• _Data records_
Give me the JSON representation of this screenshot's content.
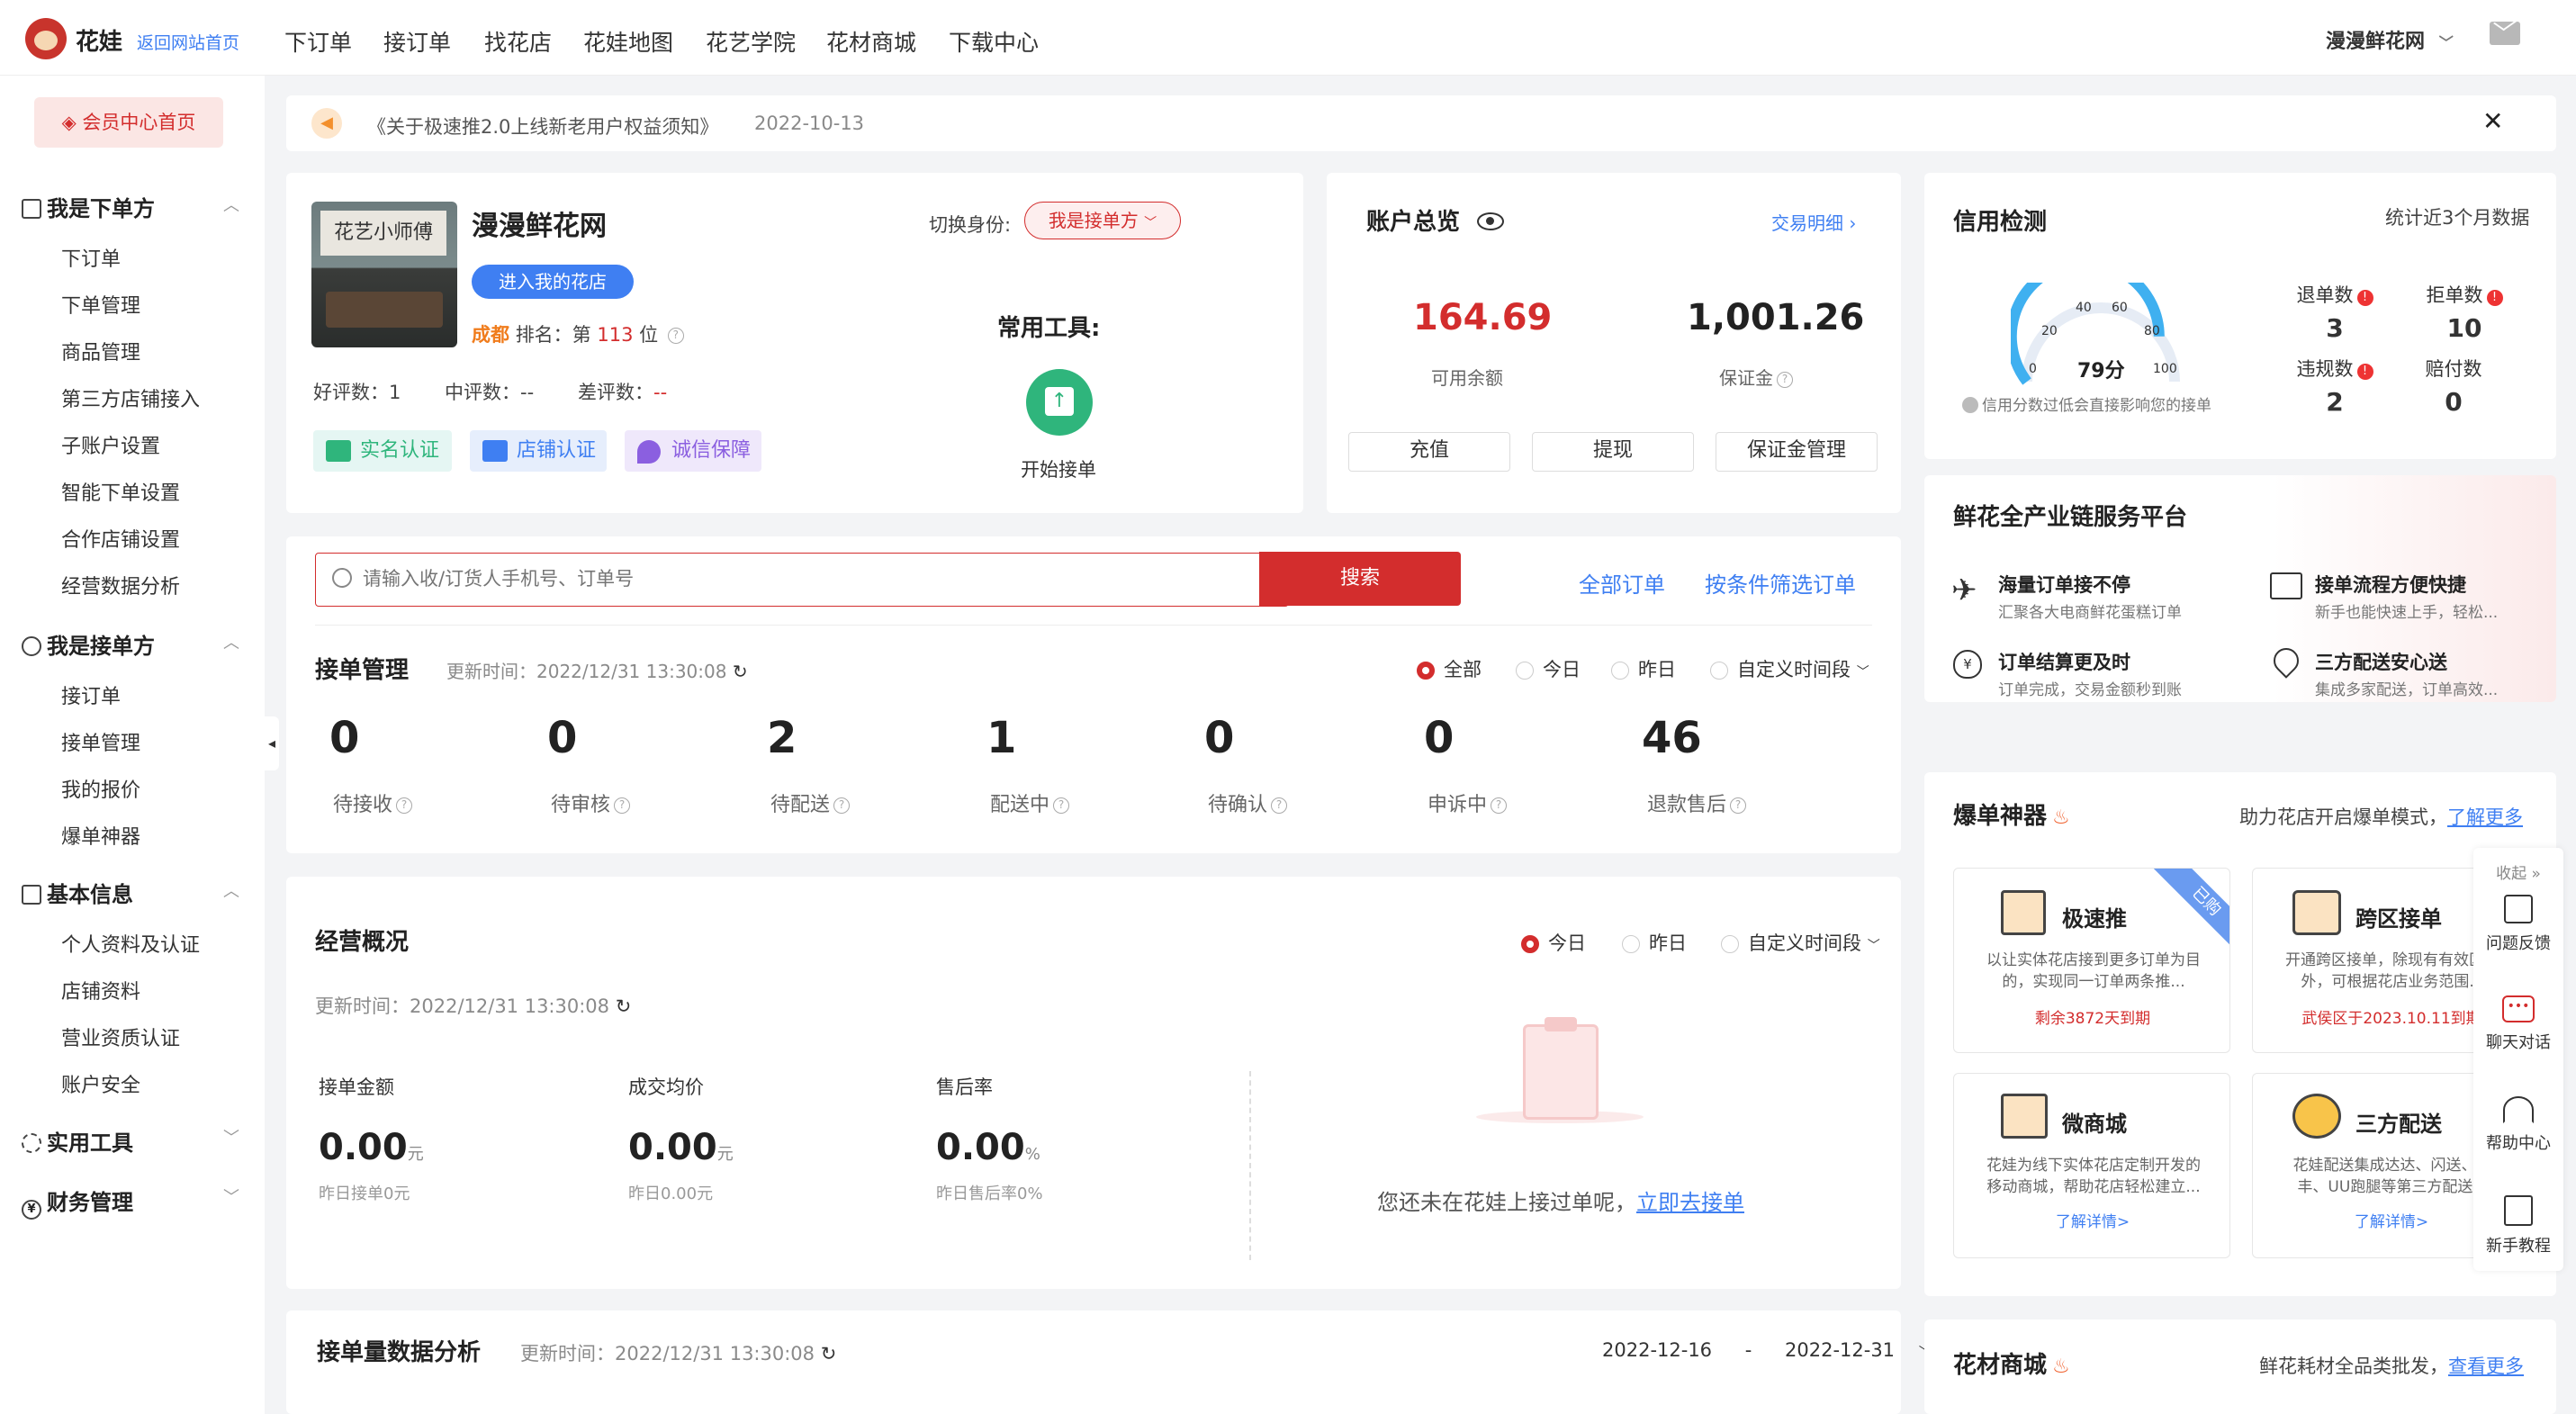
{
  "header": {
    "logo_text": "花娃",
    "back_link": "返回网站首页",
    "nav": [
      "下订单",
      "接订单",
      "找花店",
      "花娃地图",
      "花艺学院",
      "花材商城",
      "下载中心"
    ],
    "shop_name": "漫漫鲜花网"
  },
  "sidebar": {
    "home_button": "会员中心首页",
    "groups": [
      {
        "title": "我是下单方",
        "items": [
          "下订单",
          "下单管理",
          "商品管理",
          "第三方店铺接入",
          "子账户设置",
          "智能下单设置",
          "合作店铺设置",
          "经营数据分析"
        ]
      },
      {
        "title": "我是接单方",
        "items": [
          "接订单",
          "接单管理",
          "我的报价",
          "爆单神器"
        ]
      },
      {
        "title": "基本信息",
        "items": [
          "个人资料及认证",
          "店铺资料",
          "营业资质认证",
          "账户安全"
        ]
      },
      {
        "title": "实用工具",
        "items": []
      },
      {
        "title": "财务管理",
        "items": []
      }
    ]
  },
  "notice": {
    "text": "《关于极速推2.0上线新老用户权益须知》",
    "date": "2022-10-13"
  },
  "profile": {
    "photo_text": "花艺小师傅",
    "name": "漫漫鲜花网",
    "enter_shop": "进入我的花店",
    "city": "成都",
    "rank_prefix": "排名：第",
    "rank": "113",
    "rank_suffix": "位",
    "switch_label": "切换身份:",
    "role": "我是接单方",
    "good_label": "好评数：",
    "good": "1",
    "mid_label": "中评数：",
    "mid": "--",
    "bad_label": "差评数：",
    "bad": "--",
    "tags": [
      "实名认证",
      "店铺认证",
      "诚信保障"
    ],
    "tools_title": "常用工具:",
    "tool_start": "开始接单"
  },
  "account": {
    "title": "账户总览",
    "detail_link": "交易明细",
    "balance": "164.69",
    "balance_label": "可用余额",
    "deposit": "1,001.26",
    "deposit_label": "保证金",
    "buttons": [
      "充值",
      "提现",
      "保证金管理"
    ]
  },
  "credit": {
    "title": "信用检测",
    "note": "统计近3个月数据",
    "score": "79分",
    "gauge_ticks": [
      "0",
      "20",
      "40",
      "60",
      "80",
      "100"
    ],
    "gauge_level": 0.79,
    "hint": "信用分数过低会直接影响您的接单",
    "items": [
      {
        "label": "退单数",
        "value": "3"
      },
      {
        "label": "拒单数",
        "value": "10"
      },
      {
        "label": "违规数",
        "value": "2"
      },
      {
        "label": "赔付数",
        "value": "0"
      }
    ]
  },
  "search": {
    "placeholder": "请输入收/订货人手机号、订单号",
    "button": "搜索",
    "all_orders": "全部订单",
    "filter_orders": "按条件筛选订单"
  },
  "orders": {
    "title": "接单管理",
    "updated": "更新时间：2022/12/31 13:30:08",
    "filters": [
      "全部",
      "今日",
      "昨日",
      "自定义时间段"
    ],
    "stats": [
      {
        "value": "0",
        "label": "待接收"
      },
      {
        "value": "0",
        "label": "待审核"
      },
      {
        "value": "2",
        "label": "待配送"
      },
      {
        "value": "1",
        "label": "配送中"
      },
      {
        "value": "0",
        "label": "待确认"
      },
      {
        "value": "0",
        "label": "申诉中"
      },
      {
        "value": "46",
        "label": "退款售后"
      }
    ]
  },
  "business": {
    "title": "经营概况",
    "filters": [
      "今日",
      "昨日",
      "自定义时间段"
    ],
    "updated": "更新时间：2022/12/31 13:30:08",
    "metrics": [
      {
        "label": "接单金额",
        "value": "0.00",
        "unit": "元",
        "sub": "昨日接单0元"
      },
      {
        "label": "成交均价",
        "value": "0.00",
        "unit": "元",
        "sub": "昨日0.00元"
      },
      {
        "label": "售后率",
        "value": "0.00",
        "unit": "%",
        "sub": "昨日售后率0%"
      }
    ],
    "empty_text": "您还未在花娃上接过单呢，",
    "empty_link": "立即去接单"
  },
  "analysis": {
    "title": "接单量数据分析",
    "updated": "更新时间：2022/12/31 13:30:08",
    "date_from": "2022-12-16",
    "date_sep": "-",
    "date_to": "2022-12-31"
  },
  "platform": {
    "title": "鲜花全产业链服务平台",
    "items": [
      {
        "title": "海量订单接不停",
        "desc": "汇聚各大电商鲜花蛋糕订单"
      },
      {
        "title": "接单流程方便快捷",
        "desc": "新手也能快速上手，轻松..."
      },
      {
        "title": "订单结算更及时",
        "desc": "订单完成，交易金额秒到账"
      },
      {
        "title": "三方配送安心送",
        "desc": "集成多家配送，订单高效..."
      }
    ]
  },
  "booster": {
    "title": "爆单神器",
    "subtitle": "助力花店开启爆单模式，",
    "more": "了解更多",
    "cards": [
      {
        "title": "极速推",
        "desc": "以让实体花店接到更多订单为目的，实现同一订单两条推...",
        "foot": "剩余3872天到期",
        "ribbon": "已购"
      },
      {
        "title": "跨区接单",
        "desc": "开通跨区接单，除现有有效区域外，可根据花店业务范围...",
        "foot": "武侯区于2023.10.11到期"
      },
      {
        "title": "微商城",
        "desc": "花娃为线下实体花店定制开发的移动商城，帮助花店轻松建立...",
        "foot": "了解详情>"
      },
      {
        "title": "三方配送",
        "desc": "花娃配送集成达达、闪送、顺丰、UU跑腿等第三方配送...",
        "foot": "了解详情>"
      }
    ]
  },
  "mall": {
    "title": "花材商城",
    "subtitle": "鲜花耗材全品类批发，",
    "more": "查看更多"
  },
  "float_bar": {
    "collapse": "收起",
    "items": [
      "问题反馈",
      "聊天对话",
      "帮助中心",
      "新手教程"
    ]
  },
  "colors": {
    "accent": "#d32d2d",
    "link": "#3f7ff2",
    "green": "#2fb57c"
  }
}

• _Set exercise_
Reproduce each line word for word and drop the pictures.

• _Solution to this problem_
Give me the JSON representation of this screenshot's content.
{
  "header": {
    "logo_text": "花娃",
    "back_link": "返回网站首页",
    "nav": [
      "下订单",
      "接订单",
      "找花店",
      "花娃地图",
      "花艺学院",
      "花材商城",
      "下载中心"
    ],
    "shop_name": "漫漫鲜花网"
  },
  "sidebar": {
    "home_button": "会员中心首页",
    "groups": [
      {
        "title": "我是下单方",
        "items": [
          "下订单",
          "下单管理",
          "商品管理",
          "第三方店铺接入",
          "子账户设置",
          "智能下单设置",
          "合作店铺设置",
          "经营数据分析"
        ]
      },
      {
        "title": "我是接单方",
        "items": [
          "接订单",
          "接单管理",
          "我的报价",
          "爆单神器"
        ]
      },
      {
        "title": "基本信息",
        "items": [
          "个人资料及认证",
          "店铺资料",
          "营业资质认证",
          "账户安全"
        ]
      },
      {
        "title": "实用工具",
        "items": []
      },
      {
        "title": "财务管理",
        "items": []
      }
    ]
  },
  "notice": {
    "text": "《关于极速推2.0上线新老用户权益须知》",
    "date": "2022-10-13"
  },
  "profile": {
    "photo_text": "花艺小师傅",
    "name": "漫漫鲜花网",
    "enter_shop": "进入我的花店",
    "city": "成都",
    "rank_prefix": "排名：第",
    "rank": "113",
    "rank_suffix": "位",
    "switch_label": "切换身份:",
    "role": "我是接单方",
    "good_label": "好评数：",
    "good": "1",
    "mid_label": "中评数：",
    "mid": "--",
    "bad_label": "差评数：",
    "bad": "--",
    "tags": [
      "实名认证",
      "店铺认证",
      "诚信保障"
    ],
    "tools_title": "常用工具:",
    "tool_start": "开始接单"
  },
  "account": {
    "title": "账户总览",
    "detail_link": "交易明细",
    "balance": "164.69",
    "balance_label": "可用余额",
    "deposit": "1,001.26",
    "deposit_label": "保证金",
    "buttons": [
      "充值",
      "提现",
      "保证金管理"
    ]
  },
  "credit": {
    "title": "信用检测",
    "note": "统计近3个月数据",
    "score": "79分",
    "gauge_ticks": [
      "0",
      "20",
      "40",
      "60",
      "80",
      "100"
    ],
    "gauge_level": 0.79,
    "hint": "信用分数过低会直接影响您的接单",
    "items": [
      {
        "label": "退单数",
        "value": "3"
      },
      {
        "label": "拒单数",
        "value": "10"
      },
      {
        "label": "违规数",
        "value": "2"
      },
      {
        "label": "赔付数",
        "value": "0"
      }
    ]
  },
  "search": {
    "placeholder": "请输入收/订货人手机号、订单号",
    "button": "搜索",
    "all_orders": "全部订单",
    "filter_orders": "按条件筛选订单"
  },
  "orders": {
    "title": "接单管理",
    "updated": "更新时间：2022/12/31 13:30:08",
    "filters": [
      "全部",
      "今日",
      "昨日",
      "自定义时间段"
    ],
    "stats": [
      {
        "value": "0",
        "label": "待接收"
      },
      {
        "value": "0",
        "label": "待审核"
      },
      {
        "value": "2",
        "label": "待配送"
      },
      {
        "value": "1",
        "label": "配送中"
      },
      {
        "value": "0",
        "label": "待确认"
      },
      {
        "value": "0",
        "label": "申诉中"
      },
      {
        "value": "46",
        "label": "退款售后"
      }
    ]
  },
  "business": {
    "title": "经营概况",
    "filters": [
      "今日",
      "昨日",
      "自定义时间段"
    ],
    "updated": "更新时间：2022/12/31 13:30:08",
    "metrics": [
      {
        "label": "接单金额",
        "value": "0.00",
        "unit": "元",
        "sub": "昨日接单0元"
      },
      {
        "label": "成交均价",
        "value": "0.00",
        "unit": "元",
        "sub": "昨日0.00元"
      },
      {
        "label": "售后率",
        "value": "0.00",
        "unit": "%",
        "sub": "昨日售后率0%"
      }
    ],
    "empty_text": "您还未在花娃上接过单呢，",
    "empty_link": "立即去接单"
  },
  "analysis": {
    "title": "接单量数据分析",
    "updated": "更新时间：2022/12/31 13:30:08",
    "date_from": "2022-12-16",
    "date_sep": "-",
    "date_to": "2022-12-31"
  },
  "platform": {
    "title": "鲜花全产业链服务平台",
    "items": [
      {
        "title": "海量订单接不停",
        "desc": "汇聚各大电商鲜花蛋糕订单"
      },
      {
        "title": "接单流程方便快捷",
        "desc": "新手也能快速上手，轻松..."
      },
      {
        "title": "订单结算更及时",
        "desc": "订单完成，交易金额秒到账"
      },
      {
        "title": "三方配送安心送",
        "desc": "集成多家配送，订单高效..."
      }
    ]
  },
  "booster": {
    "title": "爆单神器",
    "subtitle": "助力花店开启爆单模式，",
    "more": "了解更多",
    "cards": [
      {
        "title": "极速推",
        "desc": "以让实体花店接到更多订单为目的，实现同一订单两条推...",
        "foot": "剩余3872天到期",
        "ribbon": "已购"
      },
      {
        "title": "跨区接单",
        "desc": "开通跨区接单，除现有有效区域外，可根据花店业务范围...",
        "foot": "武侯区于2023.10.11到期"
      },
      {
        "title": "微商城",
        "desc": "花娃为线下实体花店定制开发的移动商城，帮助花店轻松建立...",
        "foot": "了解详情>"
      },
      {
        "title": "三方配送",
        "desc": "花娃配送集成达达、闪送、顺丰、UU跑腿等第三方配送...",
        "foot": "了解详情>"
      }
    ]
  },
  "mall": {
    "title": "花材商城",
    "subtitle": "鲜花耗材全品类批发，",
    "more": "查看更多"
  },
  "float_bar": {
    "collapse": "收起",
    "items": [
      "问题反馈",
      "聊天对话",
      "帮助中心",
      "新手教程"
    ]
  },
  "colors": {
    "accent": "#d32d2d",
    "link": "#3f7ff2",
    "green": "#2fb57c"
  }
}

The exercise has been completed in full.